Take the records underneath and set them down exactly.

***** Materials provided *****

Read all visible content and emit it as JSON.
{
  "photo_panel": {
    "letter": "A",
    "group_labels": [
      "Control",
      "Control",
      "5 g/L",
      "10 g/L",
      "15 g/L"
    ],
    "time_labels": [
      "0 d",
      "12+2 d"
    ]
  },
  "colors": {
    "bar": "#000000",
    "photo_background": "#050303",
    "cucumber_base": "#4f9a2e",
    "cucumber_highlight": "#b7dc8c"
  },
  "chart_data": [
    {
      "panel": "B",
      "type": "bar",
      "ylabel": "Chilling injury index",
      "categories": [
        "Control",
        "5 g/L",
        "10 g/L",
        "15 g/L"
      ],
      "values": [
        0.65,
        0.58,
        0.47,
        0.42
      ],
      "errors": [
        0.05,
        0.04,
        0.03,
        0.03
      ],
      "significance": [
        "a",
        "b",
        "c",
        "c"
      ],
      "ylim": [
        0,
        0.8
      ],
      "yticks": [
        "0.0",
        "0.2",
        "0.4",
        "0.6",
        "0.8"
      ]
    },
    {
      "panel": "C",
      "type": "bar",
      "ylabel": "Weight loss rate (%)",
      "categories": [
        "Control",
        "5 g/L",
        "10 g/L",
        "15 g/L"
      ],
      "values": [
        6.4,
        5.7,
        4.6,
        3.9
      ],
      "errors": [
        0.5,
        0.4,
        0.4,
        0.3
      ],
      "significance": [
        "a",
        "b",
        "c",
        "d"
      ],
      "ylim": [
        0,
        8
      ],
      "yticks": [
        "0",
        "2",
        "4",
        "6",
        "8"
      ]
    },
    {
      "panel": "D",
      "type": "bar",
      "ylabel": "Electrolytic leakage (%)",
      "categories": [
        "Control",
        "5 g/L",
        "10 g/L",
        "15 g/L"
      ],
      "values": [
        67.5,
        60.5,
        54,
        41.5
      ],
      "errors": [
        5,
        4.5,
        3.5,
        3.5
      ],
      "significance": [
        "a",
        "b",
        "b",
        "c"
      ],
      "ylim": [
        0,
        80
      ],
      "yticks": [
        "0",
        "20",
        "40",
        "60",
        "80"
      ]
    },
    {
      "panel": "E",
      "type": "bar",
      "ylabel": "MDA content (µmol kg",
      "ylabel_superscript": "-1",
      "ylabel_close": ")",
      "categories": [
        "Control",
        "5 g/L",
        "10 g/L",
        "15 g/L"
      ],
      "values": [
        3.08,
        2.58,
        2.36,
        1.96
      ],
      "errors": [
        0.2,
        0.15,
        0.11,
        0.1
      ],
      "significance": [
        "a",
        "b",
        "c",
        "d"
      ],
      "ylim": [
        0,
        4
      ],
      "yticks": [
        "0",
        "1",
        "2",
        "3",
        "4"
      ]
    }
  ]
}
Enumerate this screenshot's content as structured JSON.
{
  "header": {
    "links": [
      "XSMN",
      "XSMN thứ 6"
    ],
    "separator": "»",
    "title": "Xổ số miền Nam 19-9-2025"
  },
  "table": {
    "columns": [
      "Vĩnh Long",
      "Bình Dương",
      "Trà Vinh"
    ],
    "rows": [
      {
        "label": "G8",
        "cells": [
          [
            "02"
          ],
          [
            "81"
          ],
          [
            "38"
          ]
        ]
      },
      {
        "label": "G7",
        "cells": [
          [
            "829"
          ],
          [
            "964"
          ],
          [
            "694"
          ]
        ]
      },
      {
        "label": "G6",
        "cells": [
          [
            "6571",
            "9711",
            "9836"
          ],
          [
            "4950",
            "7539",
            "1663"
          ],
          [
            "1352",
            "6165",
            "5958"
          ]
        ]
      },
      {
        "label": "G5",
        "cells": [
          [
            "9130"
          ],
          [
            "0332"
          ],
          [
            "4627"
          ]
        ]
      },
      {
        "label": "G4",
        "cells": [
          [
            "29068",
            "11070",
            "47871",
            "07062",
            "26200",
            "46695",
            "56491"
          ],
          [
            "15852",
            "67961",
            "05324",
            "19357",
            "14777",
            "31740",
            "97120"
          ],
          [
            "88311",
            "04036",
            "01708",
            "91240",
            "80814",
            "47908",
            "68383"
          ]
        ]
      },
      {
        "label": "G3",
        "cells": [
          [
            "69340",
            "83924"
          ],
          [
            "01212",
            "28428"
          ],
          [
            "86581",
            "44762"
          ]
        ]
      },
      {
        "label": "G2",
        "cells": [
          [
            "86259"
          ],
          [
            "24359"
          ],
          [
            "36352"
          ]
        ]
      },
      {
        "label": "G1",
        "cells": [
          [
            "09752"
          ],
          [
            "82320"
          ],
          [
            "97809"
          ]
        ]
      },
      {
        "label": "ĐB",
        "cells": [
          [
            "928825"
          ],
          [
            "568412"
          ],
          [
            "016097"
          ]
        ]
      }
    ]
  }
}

*****

Problem solution =>
Read all visible content and emit it as JSON.
{
  "photo_panel": {
    "letter": "A",
    "group_labels": [
      "Control",
      "Control",
      "5 g/L",
      "10 g/L",
      "15 g/L"
    ],
    "time_labels": [
      "0 d",
      "12+2 d"
    ]
  },
  "colors": {
    "bar": "#000000",
    "photo_background": "#050303",
    "cucumber_base": "#4f9a2e",
    "cucumber_highlight": "#b7dc8c"
  },
  "chart_data": [
    {
      "panel": "B",
      "type": "bar",
      "ylabel": "Chilling injury index",
      "categories": [
        "Control",
        "5 g/L",
        "10 g/L",
        "15 g/L"
      ],
      "values": [
        0.65,
        0.58,
        0.47,
        0.42
      ],
      "errors": [
        0.05,
        0.04,
        0.03,
        0.03
      ],
      "significance": [
        "a",
        "b",
        "c",
        "c"
      ],
      "ylim": [
        0,
        0.8
      ],
      "yticks": [
        "0.0",
        "0.2",
        "0.4",
        "0.6",
        "0.8"
      ]
    },
    {
      "panel": "C",
      "type": "bar",
      "ylabel": "Weight loss rate (%)",
      "categories": [
        "Control",
        "5 g/L",
        "10 g/L",
        "15 g/L"
      ],
      "values": [
        6.4,
        5.7,
        4.6,
        3.9
      ],
      "errors": [
        0.5,
        0.4,
        0.4,
        0.3
      ],
      "significance": [
        "a",
        "b",
        "c",
        "d"
      ],
      "ylim": [
        0,
        8
      ],
      "yticks": [
        "0",
        "2",
        "4",
        "6",
        "8"
      ]
    },
    {
      "panel": "D",
      "type": "bar",
      "ylabel": "Electrolytic leakage (%)",
      "categories": [
        "Control",
        "5 g/L",
        "10 g/L",
        "15 g/L"
      ],
      "values": [
        67.5,
        60.5,
        54,
        41.5
      ],
      "errors": [
        5,
        4.5,
        3.5,
        3.5
      ],
      "significance": [
        "a",
        "b",
        "b",
        "c"
      ],
      "ylim": [
        0,
        80
      ],
      "yticks": [
        "0",
        "20",
        "40",
        "60",
        "80"
      ]
    },
    {
      "panel": "E",
      "type": "bar",
      "ylabel": "MDA content (µmol kg",
      "ylabel_superscript": "-1",
      "ylabel_close": ")",
      "categories": [
        "Control",
        "5 g/L",
        "10 g/L",
        "15 g/L"
      ],
      "values": [
        3.08,
        2.58,
        2.36,
        1.96
      ],
      "errors": [
        0.2,
        0.15,
        0.11,
        0.1
      ],
      "significance": [
        "a",
        "b",
        "c",
        "d"
      ],
      "ylim": [
        0,
        4
      ],
      "yticks": [
        "0",
        "1",
        "2",
        "3",
        "4"
      ]
    }
  ]
}
Enumerate this screenshot's content as structured JSON.
{
  "header": {
    "links": [
      "XSMN",
      "XSMN thứ 6"
    ],
    "separator": "»",
    "title": "Xổ số miền Nam 19-9-2025"
  },
  "table": {
    "columns": [
      "Vĩnh Long",
      "Bình Dương",
      "Trà Vinh"
    ],
    "rows": [
      {
        "label": "G8",
        "cells": [
          [
            "02"
          ],
          [
            "81"
          ],
          [
            "38"
          ]
        ]
      },
      {
        "label": "G7",
        "cells": [
          [
            "829"
          ],
          [
            "964"
          ],
          [
            "694"
          ]
        ]
      },
      {
        "label": "G6",
        "cells": [
          [
            "6571",
            "9711",
            "9836"
          ],
          [
            "4950",
            "7539",
            "1663"
          ],
          [
            "1352",
            "6165",
            "5958"
          ]
        ]
      },
      {
        "label": "G5",
        "cells": [
          [
            "9130"
          ],
          [
            "0332"
          ],
          [
            "4627"
          ]
        ]
      },
      {
        "label": "G4",
        "cells": [
          [
            "29068",
            "11070",
            "47871",
            "07062",
            "26200",
            "46695",
            "56491"
          ],
          [
            "15852",
            "67961",
            "05324",
            "19357",
            "14777",
            "31740",
            "97120"
          ],
          [
            "88311",
            "04036",
            "01708",
            "91240",
            "80814",
            "47908",
            "68383"
          ]
        ]
      },
      {
        "label": "G3",
        "cells": [
          [
            "69340",
            "83924"
          ],
          [
            "01212",
            "28428"
          ],
          [
            "86581",
            "44762"
          ]
        ]
      },
      {
        "label": "G2",
        "cells": [
          [
            "86259"
          ],
          [
            "24359"
          ],
          [
            "36352"
          ]
        ]
      },
      {
        "label": "G1",
        "cells": [
          [
            "09752"
          ],
          [
            "82320"
          ],
          [
            "97809"
          ]
        ]
      },
      {
        "label": "ĐB",
        "cells": [
          [
            "928825"
          ],
          [
            "568412"
          ],
          [
            "016097"
          ]
        ]
      }
    ]
  }
}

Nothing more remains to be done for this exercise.